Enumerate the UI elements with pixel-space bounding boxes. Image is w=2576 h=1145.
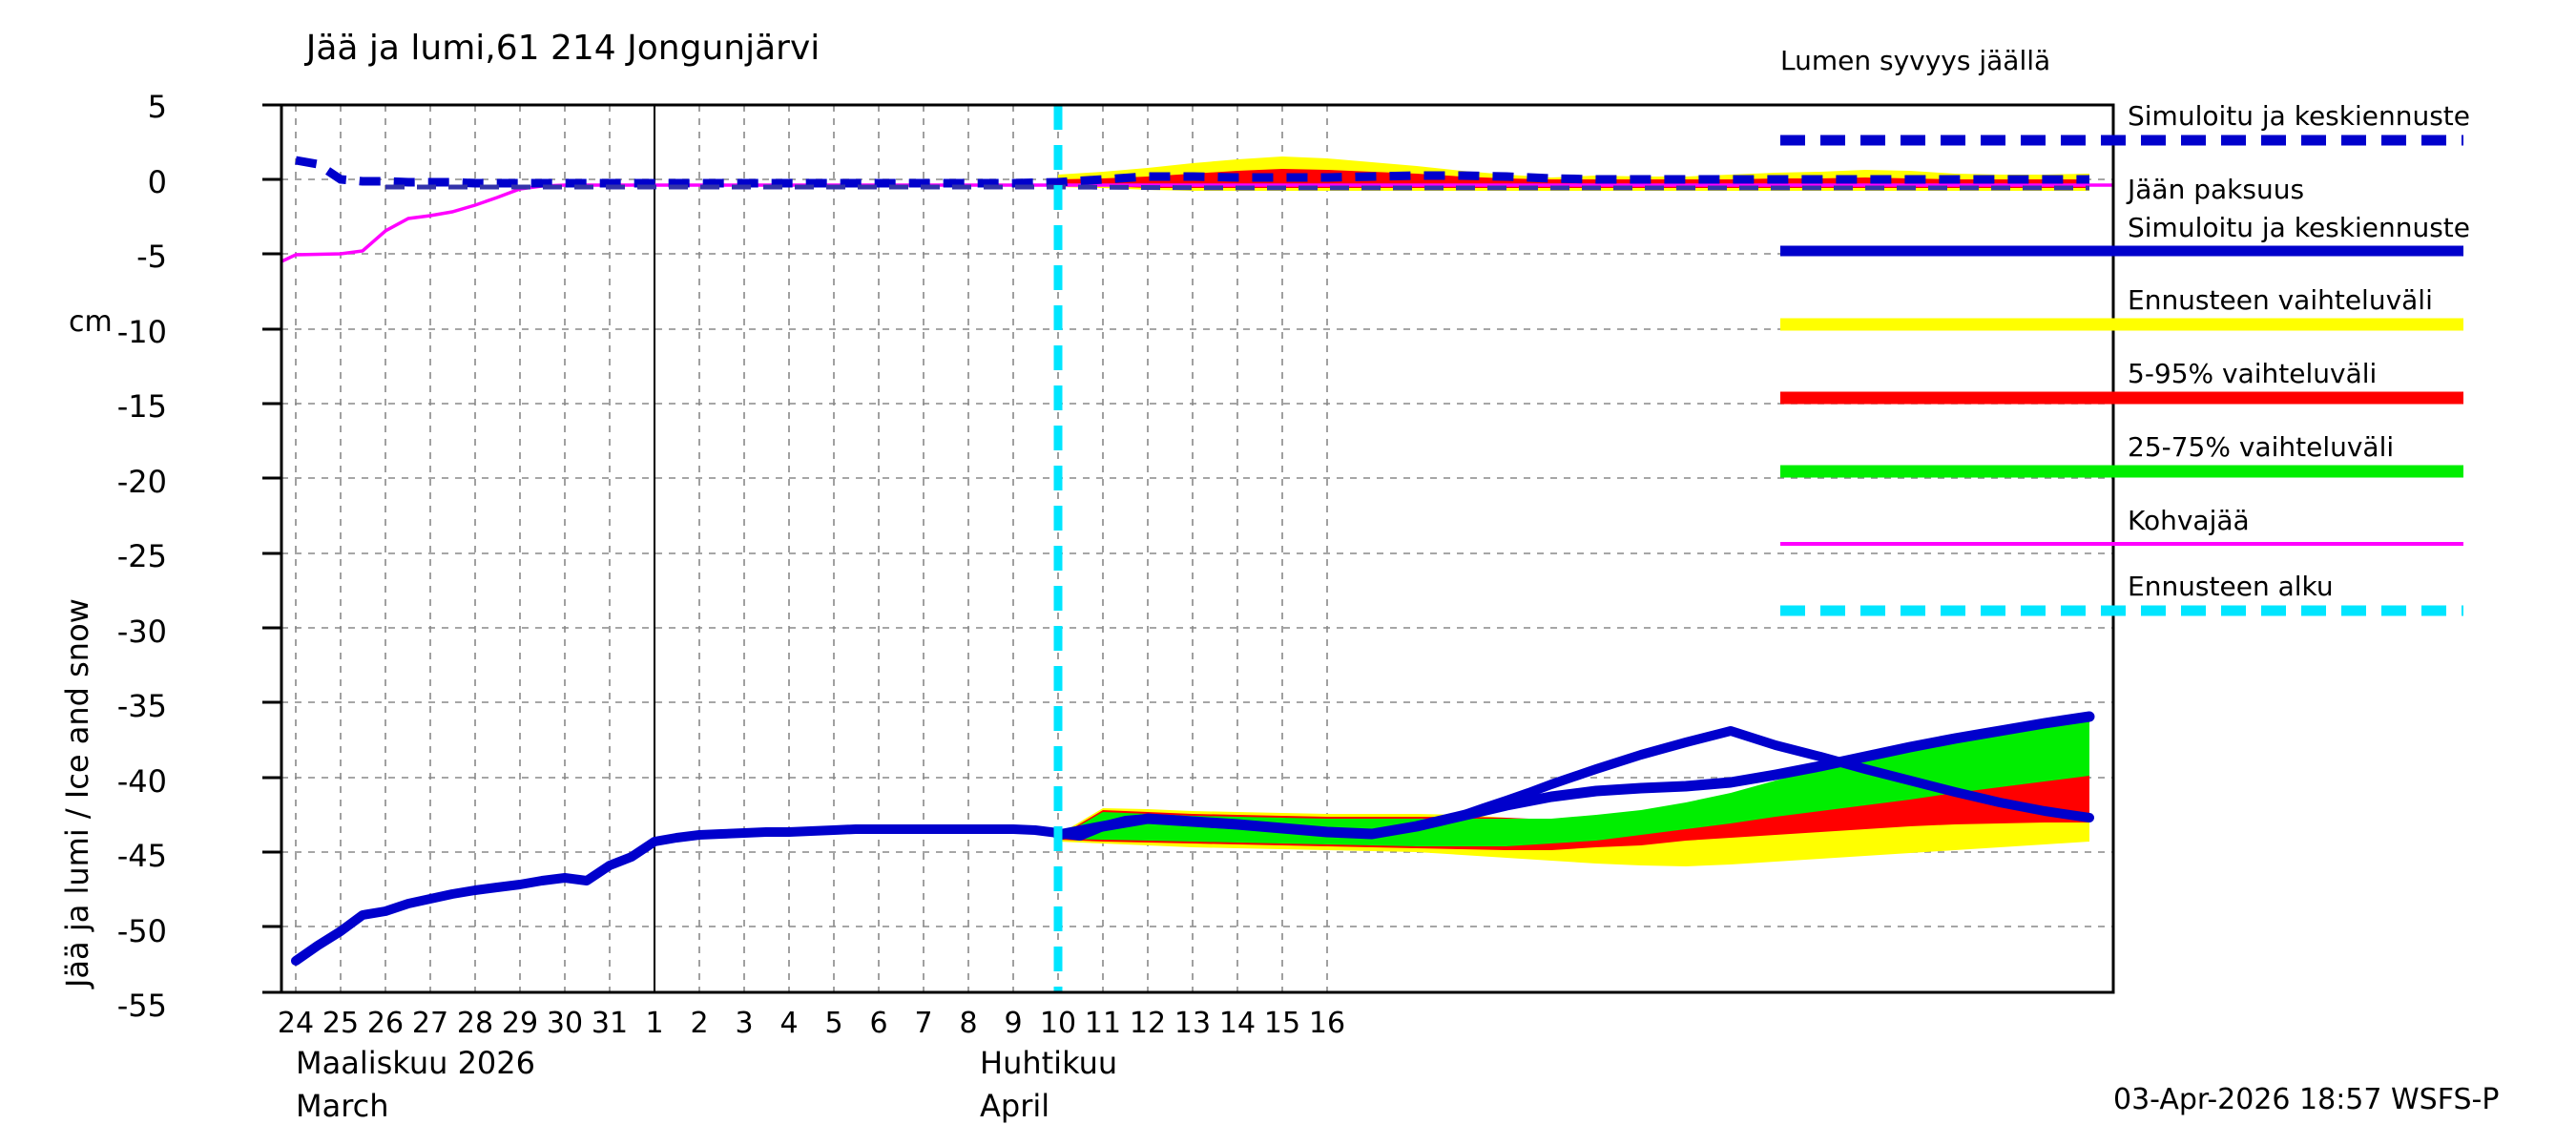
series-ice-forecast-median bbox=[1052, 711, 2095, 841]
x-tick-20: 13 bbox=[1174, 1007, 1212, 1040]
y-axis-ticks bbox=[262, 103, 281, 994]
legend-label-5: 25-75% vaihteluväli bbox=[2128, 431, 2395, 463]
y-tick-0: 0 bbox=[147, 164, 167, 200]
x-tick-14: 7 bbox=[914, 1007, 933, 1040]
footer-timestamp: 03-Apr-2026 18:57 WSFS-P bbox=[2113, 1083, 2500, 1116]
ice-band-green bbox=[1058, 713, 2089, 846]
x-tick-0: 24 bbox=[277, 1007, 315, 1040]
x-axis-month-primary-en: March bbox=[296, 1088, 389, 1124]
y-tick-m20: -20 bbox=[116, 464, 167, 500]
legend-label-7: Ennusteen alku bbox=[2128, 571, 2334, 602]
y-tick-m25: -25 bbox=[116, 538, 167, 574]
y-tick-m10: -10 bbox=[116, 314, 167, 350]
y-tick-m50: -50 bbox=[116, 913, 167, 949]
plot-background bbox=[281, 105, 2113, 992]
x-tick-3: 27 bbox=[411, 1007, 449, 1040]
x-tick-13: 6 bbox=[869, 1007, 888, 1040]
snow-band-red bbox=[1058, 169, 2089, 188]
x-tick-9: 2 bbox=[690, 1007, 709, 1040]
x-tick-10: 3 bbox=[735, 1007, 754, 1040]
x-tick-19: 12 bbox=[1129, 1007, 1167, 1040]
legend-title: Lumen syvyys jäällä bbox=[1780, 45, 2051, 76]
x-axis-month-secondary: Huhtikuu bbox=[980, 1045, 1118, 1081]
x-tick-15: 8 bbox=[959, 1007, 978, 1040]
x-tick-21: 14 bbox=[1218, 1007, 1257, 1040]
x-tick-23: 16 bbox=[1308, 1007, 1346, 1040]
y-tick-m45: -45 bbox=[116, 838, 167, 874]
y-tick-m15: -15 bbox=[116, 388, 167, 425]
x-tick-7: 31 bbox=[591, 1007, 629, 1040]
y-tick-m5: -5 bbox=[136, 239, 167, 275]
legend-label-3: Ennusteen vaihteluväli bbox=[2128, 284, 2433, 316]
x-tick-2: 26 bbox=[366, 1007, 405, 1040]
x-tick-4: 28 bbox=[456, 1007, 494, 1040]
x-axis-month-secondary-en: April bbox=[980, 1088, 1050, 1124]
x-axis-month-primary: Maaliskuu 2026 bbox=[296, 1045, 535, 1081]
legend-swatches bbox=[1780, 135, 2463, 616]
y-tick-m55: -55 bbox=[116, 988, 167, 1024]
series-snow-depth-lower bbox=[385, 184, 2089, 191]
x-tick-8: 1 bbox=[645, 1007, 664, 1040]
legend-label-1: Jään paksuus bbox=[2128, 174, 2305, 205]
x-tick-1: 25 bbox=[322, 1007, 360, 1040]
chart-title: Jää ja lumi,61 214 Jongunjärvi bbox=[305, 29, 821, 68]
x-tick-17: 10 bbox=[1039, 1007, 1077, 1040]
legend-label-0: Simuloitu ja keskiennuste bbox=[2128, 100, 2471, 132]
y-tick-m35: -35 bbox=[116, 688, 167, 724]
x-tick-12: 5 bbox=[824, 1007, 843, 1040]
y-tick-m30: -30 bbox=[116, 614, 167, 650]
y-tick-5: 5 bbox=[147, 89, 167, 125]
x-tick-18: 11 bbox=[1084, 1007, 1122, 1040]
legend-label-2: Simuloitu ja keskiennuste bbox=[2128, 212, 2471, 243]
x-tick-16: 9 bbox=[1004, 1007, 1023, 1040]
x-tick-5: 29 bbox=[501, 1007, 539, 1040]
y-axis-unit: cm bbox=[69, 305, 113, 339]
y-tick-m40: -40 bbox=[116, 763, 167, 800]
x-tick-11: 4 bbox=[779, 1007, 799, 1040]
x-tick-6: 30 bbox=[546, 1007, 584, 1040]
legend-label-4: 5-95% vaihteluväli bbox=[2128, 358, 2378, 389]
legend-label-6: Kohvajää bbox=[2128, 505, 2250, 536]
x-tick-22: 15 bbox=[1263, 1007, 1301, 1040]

--

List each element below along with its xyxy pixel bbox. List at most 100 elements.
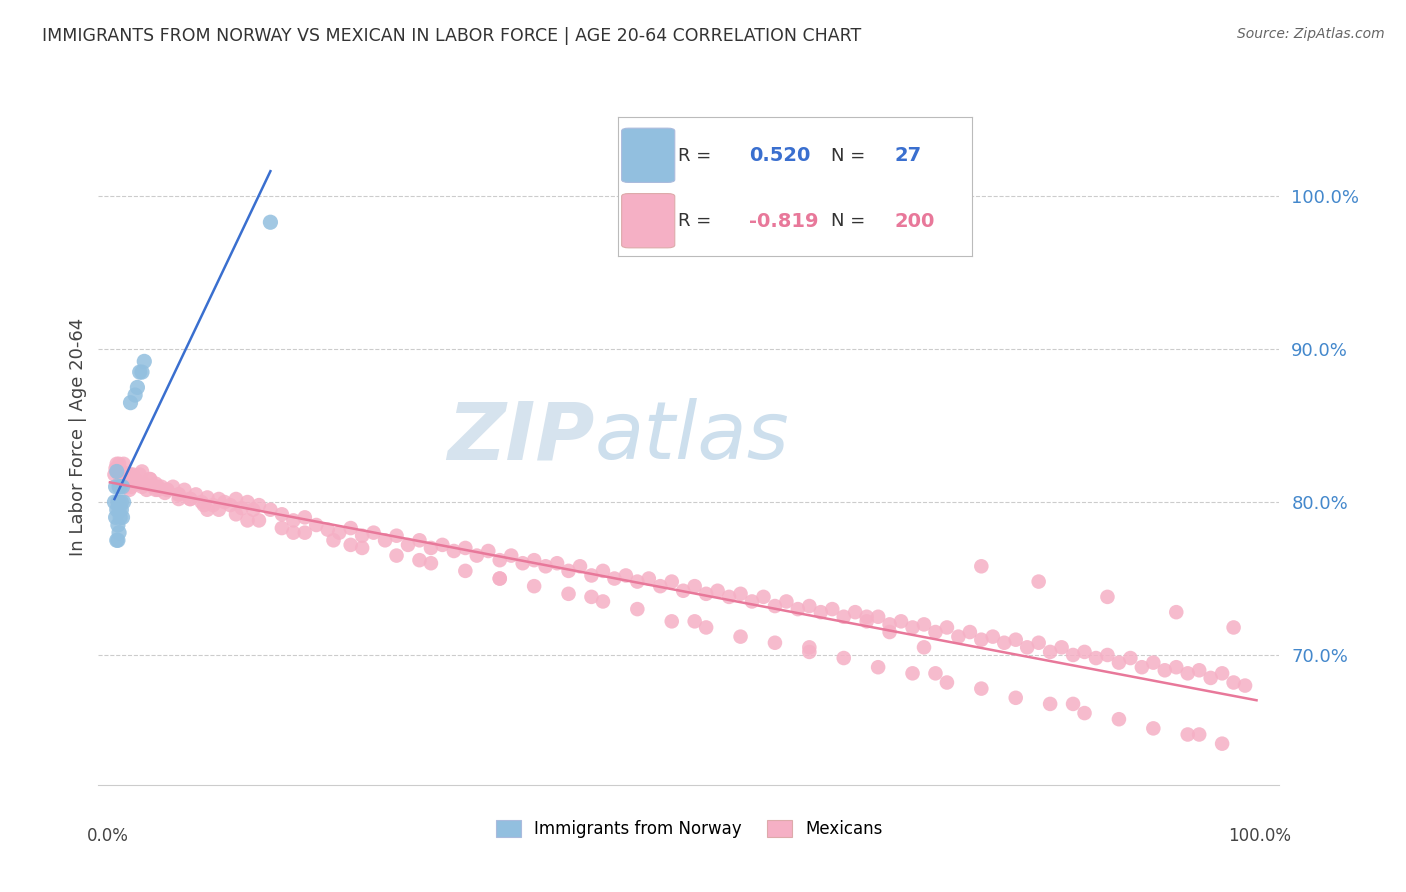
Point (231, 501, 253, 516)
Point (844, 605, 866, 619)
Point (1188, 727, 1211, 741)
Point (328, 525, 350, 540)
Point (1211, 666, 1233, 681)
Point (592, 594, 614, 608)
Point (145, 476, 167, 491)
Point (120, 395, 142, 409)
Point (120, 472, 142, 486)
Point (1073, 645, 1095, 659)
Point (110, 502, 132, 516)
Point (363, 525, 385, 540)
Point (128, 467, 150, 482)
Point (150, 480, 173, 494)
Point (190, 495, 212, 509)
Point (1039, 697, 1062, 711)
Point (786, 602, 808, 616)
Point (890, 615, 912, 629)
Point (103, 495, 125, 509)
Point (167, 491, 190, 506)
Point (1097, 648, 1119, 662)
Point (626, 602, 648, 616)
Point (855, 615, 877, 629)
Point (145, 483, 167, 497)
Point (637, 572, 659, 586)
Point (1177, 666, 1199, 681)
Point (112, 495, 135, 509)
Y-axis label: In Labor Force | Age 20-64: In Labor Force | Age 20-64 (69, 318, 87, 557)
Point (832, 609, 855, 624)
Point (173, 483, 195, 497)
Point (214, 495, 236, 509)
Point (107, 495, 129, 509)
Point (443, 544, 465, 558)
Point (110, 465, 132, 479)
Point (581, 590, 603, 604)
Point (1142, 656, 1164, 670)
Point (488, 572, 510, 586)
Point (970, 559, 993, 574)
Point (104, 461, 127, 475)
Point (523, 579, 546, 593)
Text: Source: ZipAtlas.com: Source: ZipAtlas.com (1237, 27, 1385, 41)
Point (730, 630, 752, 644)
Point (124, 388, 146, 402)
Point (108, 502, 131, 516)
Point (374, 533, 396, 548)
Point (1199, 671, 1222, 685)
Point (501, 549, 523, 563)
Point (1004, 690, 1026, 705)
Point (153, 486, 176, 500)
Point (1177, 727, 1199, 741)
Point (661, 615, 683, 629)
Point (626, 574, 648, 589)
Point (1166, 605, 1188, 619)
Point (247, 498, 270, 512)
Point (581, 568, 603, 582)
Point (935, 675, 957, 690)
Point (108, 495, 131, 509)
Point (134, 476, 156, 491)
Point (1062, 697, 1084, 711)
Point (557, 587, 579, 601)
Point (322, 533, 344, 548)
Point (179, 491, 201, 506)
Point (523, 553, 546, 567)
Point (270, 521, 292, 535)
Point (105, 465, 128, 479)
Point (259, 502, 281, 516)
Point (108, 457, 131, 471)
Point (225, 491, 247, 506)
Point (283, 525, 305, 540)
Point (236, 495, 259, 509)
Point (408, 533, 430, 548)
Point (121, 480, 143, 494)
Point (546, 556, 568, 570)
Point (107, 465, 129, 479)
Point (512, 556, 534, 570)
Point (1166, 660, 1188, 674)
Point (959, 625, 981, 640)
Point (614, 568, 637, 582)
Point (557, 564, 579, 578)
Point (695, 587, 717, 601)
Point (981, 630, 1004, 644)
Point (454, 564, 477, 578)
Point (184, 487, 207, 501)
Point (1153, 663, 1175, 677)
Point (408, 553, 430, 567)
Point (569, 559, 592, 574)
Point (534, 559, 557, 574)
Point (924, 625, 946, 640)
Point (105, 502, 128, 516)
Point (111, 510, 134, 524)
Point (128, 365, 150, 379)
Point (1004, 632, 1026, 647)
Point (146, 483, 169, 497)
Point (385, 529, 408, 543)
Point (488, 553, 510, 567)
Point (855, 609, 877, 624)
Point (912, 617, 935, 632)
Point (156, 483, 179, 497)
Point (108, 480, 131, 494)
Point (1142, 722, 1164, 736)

### Required work:
Quote verbatim every row from the one containing "series-ice-forecast-median bbox=[1052, 711, 2095, 841]" down to the one containing "y-tick-m35: -35 bbox=[116, 688, 167, 724]", including both of those rows.

### Expected answer:
series-ice-forecast-median bbox=[1052, 711, 2095, 841]
x-tick-20: 13 bbox=[1174, 1007, 1212, 1040]
y-axis-ticks bbox=[262, 103, 281, 994]
legend-label-5: 25-75% vaihteluväli bbox=[2128, 431, 2395, 463]
y-tick-0: 0 bbox=[147, 164, 167, 200]
x-tick-14: 7 bbox=[914, 1007, 933, 1040]
footer-timestamp: 03-Apr-2026 18:57 WSFS-P bbox=[2113, 1083, 2500, 1116]
ice-band-green bbox=[1058, 713, 2089, 846]
x-tick-0: 24 bbox=[277, 1007, 315, 1040]
x-axis-month-primary-en: March bbox=[296, 1088, 389, 1124]
y-tick-m20: -20 bbox=[116, 464, 167, 500]
legend-label-7: Ennusteen alku bbox=[2128, 571, 2334, 602]
y-tick-m25: -25 bbox=[116, 538, 167, 574]
y-tick-m10: -10 bbox=[116, 314, 167, 350]
y-tick-m50: -50 bbox=[116, 913, 167, 949]
plot-background bbox=[281, 105, 2113, 992]
x-tick-3: 27 bbox=[411, 1007, 449, 1040]
x-tick-13: 6 bbox=[869, 1007, 888, 1040]
snow-band-red bbox=[1058, 169, 2089, 188]
x-tick-9: 2 bbox=[690, 1007, 709, 1040]
x-tick-10: 3 bbox=[735, 1007, 754, 1040]
x-tick-19: 12 bbox=[1129, 1007, 1167, 1040]
legend-title: Lumen syvyys jäällä bbox=[1780, 45, 2051, 76]
x-axis-month-secondary: Huhtikuu bbox=[980, 1045, 1118, 1081]
x-tick-15: 8 bbox=[959, 1007, 978, 1040]
x-tick-21: 14 bbox=[1218, 1007, 1257, 1040]
x-tick-23: 16 bbox=[1308, 1007, 1346, 1040]
y-tick-m45: -45 bbox=[116, 838, 167, 874]
y-tick-m15: -15 bbox=[116, 388, 167, 425]
x-tick-7: 31 bbox=[591, 1007, 629, 1040]
y-tick-m5: -5 bbox=[136, 239, 167, 275]
legend-label-3: Ennusteen vaihteluväli bbox=[2128, 284, 2433, 316]
x-tick-2: 26 bbox=[366, 1007, 405, 1040]
x-tick-4: 28 bbox=[456, 1007, 494, 1040]
x-axis-month-secondary-en: April bbox=[980, 1088, 1050, 1124]
x-axis-month-primary: Maaliskuu 2026 bbox=[296, 1045, 535, 1081]
legend-swatches bbox=[1780, 135, 2463, 616]
y-tick-m55: -55 bbox=[116, 988, 167, 1024]
series-snow-depth-lower bbox=[385, 184, 2089, 191]
x-tick-8: 1 bbox=[645, 1007, 664, 1040]
legend-label-1: Jään paksuus bbox=[2128, 174, 2305, 205]
x-tick-1: 25 bbox=[322, 1007, 360, 1040]
chart-title: Jää ja lumi,61 214 Jongunjärvi bbox=[305, 29, 821, 68]
x-tick-17: 10 bbox=[1039, 1007, 1077, 1040]
legend-label-0: Simuloitu ja keskiennuste bbox=[2128, 100, 2471, 132]
y-tick-m35: -35 bbox=[116, 688, 167, 724]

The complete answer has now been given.